EXTRAIT DE PAGE -
L’assassinat violent et horrifiant de « Mamie foot » choque l’ensemble de l’Alsace où jamais de mémoire commune un crime de cette envergure n’a été commis.
À Durrenbach où elle a toujours vécu avec son mari et leur fils, personne ne lui connaissait d’ennemis. Au contraire, c’était une figure locale haute en couleurs et ce bien qu’elle n’ait pas souvent la langue dans sa poche et qu’elle ne se gênait jamais pour dire le fond de sa pensée. Ce caractère coriace et bien trempé, à défaut de fâcher, faisait bien plus sourire qu’autre chose.
Mais surtout, surtout, Béatrice Bowe était une fan absolue du ballon rond, le sport local. Son rôle de supportrice passionnée lui avait valu d’ailleurs toute sa notoriété dans la région, elle n’aurait raté un match pour rien au monde ! Toujours la première dans les gradins, sifflant et houspillant les traînards dans son patois alsacien aux résonnances allemandes, s’octroyant le rôle et de l’arbitre et de l’entraîneur, même si elle n’était ni l’un ni l’autre.
Et cette histoire au dénouement si cruel a commencé justement sur les terrains de Durrenbach.
Depuis sa création en 1921, Le club local « F.C. Durrenbach » est devenu au fil du temps une véritable institution dans la région, la colonne vertébrale de la commune, le seul lieu capable de réunir tous les habitants qui ont pris l’habitude d’y aller chaque week-end, comme on irait visiter un vieux membre de la famille.

DONNÉES AFFICHÉES -
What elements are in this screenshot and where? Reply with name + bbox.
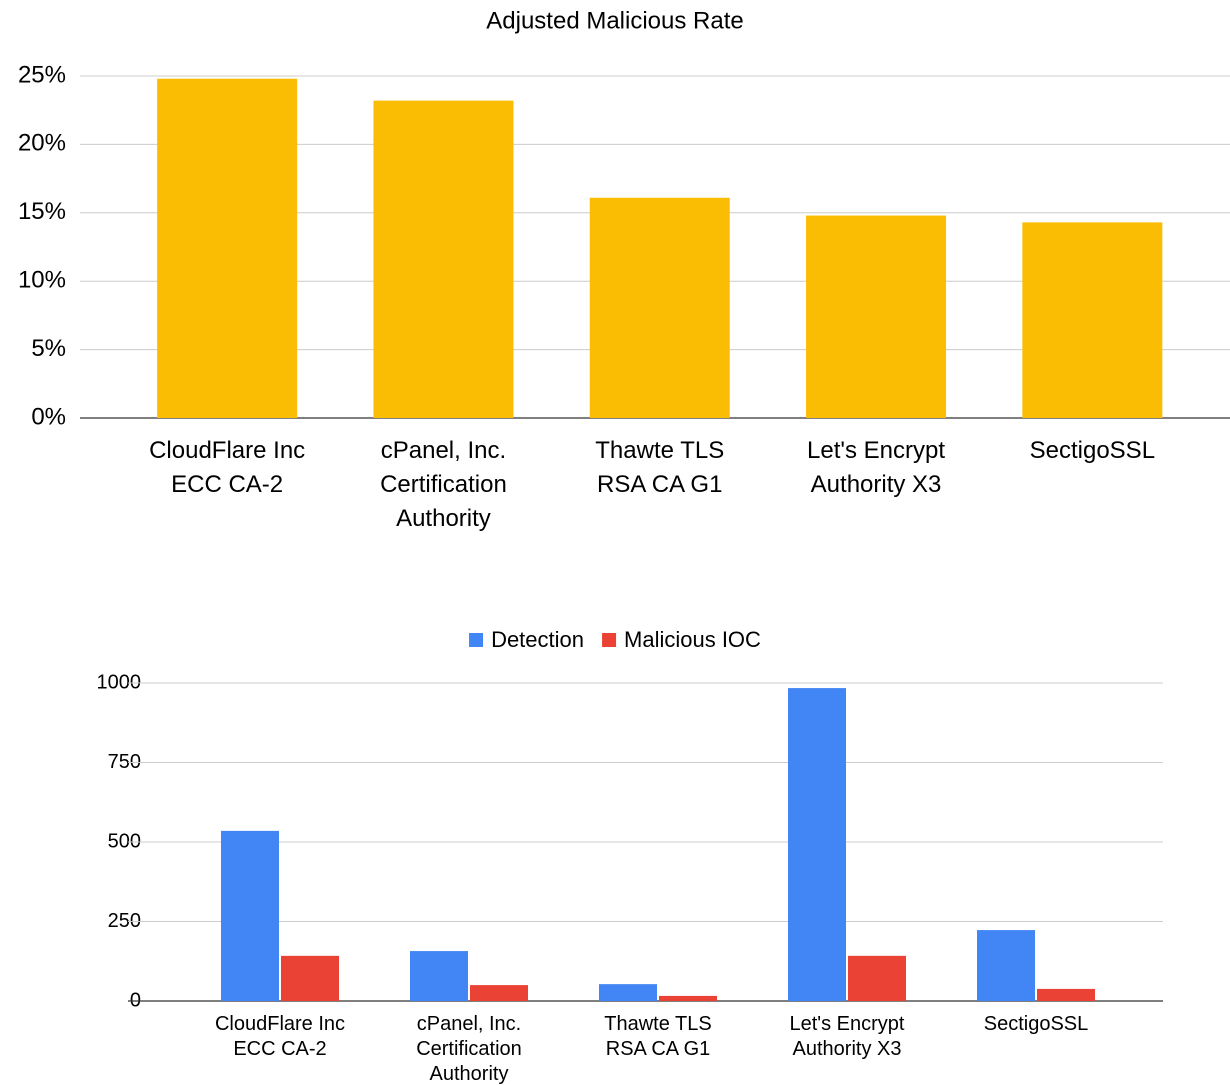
chart-title: Adjusted Malicious Rate (486, 7, 743, 34)
bar (373, 100, 514, 419)
bar (599, 984, 657, 1001)
y-tick-label: 5% (31, 335, 66, 362)
bar (410, 951, 468, 1001)
bar (470, 985, 528, 1001)
legend-item: Detection (469, 627, 584, 653)
bar (589, 197, 730, 418)
x-tick-label: SectigoSSL (983, 1013, 1089, 1035)
bar (806, 215, 947, 418)
x-tick-label: Thawte TLS RSA CA G1 (595, 437, 725, 498)
legend-swatch (469, 633, 484, 647)
x-tick-label: Thawte TLS RSA CA G1 (604, 1013, 712, 1060)
x-tick-label: Let's Encrypt Authority X3 (789, 1013, 905, 1060)
legend-label: Malicious IOC (624, 627, 761, 652)
legend-item: Malicious IOC (602, 627, 761, 653)
y-tick-label: 0% (31, 403, 66, 430)
x-tick-label: CloudFlare Inc ECC CA-2 (214, 1013, 346, 1060)
y-tick-label: 10% (18, 267, 66, 294)
legend: Detection Malicious IOC (469, 627, 761, 653)
bar (977, 930, 1035, 1001)
bar (788, 688, 846, 1001)
y-tick-label: 750 (108, 751, 141, 773)
x-tick-label: SectigoSSL (1029, 437, 1156, 464)
legend-swatch (602, 633, 617, 647)
bar (848, 955, 906, 1001)
bar (1037, 988, 1095, 1001)
bar (281, 955, 339, 1001)
y-tick-label: 15% (18, 198, 66, 225)
legend-label: Detection (491, 627, 585, 652)
bar (659, 995, 717, 1001)
y-tick-label: 20% (18, 130, 66, 157)
x-tick-label: Let's Encrypt Authority X3 (807, 437, 946, 498)
y-tick-label: 1000 (97, 671, 142, 693)
y-tick-label: 0 (130, 989, 141, 1011)
x-tick-label: cPanel, Inc. Certification Authority (416, 1013, 522, 1085)
y-tick-label: 500 (108, 830, 141, 852)
x-tick-label: cPanel, Inc. Certification Authority (380, 437, 507, 532)
y-tick-label: 25% (18, 61, 66, 88)
bar (221, 830, 279, 1001)
x-tick-label: CloudFlare Inc ECC CA-2 (149, 437, 306, 498)
y-tick-label: 250 (108, 910, 141, 932)
bar (1022, 222, 1163, 418)
bar (157, 78, 298, 419)
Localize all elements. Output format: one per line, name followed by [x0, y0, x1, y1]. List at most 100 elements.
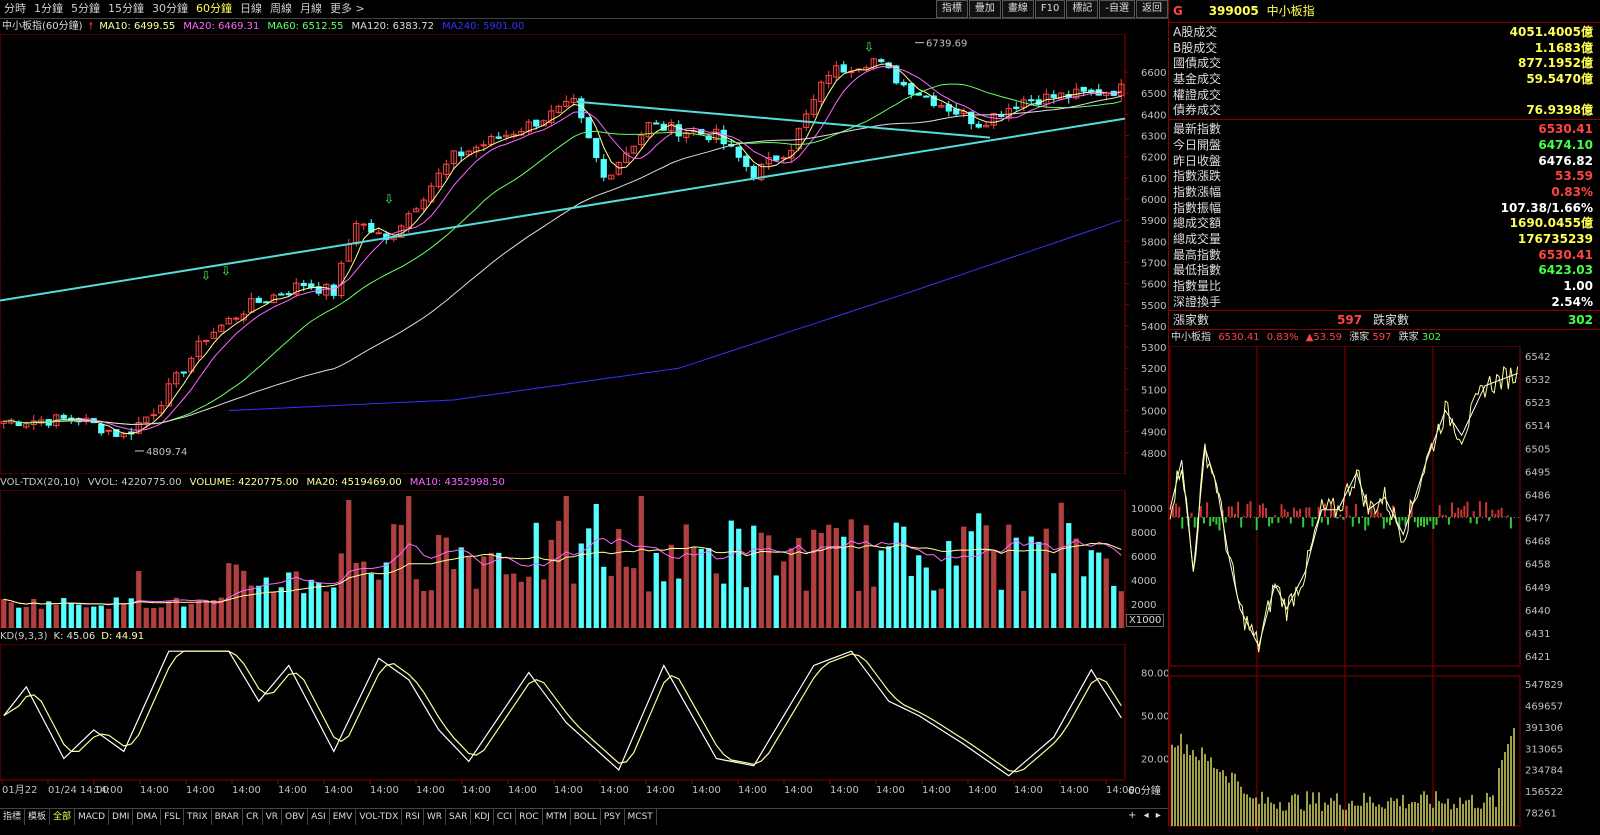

TÂCHES À RÉALISER -
1 – Relevez dans l'extrait sur l'assassinat de Béatrice Bowe le passage qui va de « L’assassinat violent et » jusqu'à « sourire qu’autre chose. ».
2 – Résumez en deux phrases l'extrait sur l'assassinat de Béatrice Bowe.
3 – Poursuivez l'extrait sur l'assassinat de Béatrice Bowe à partir de sa dernière phrase.

ENSEMBLE DES RÉPONSES -
1 –
L’assassinat violent et horrifiant de « Mamie foot » choque l’ensemble de l’Alsace où jamais de mémoire commune un crime de cette envergure n’a été commis.
À Durrenbach où elle a toujours vécu avec son mari et leur fils, personne ne lui connaissait d’ennemis. Au contraire, c’était une figure locale haute en couleurs et ce bien qu’elle n’ait pas souvent la langue dans sa poche et qu’elle ne se gênait jamais pour dire le fond de sa pensée. Ce caractère coriace et bien trempé, à défaut de fâcher, faisait bien plus sourire qu’autre chose.

2 – L'assassinat violent de « Mamie foot » choque toute l'Alsace, alors qu'à Durrenbach personne ne connaissait d'ennemis à Béatrice Bowe, dont le franc-parler faisait plutôt sourire. Supportrice passionnée de football, elle ne manquait aucun match du F.C. Durrenbach, club fondé en 1921 et devenu une institution qui réunit les habitants chaque week-end.

3 –
Au club, tout le monde connaît Béatrice Bowe, l’un des membres les plus actifs et permanents, celle qui s’est appropriée les lieux et en prend soin comme de sa propre maison. D’apparence, c’est une petite femme dans la soixantaine, mince, agile et nerveuse, les cheveux courts et roux, s’agitant dans tous les sens et surveillant de près le travail de tout le monde.
Au sein du club, Béatrice Bowe s’occupe de tout, depuis l’entretien des vestiaires, la collecte des cotisations jusqu’aux calendriers des matchs, des courses pour la buvette de la cafétéria et de la logistique. Elle est partout et sur tous les fronts.
La proximité de sa maison, qui donne directement sur les deux terrains du club, lui facilite davantage la tâche puisqu’elle a peu de déplacement. Quand elle ne s’en prend pas aux joueurs de l’équipe de Durrenbach, elle reporte toute son attention sur les jeunes qui traînent sur les pelouses sans autorisation. Sa fenêtre est d’ailleurs un poste d’observation de choix qui lui permet d’avoir une vue d’ensemble pour espionner tout ce qui se passe.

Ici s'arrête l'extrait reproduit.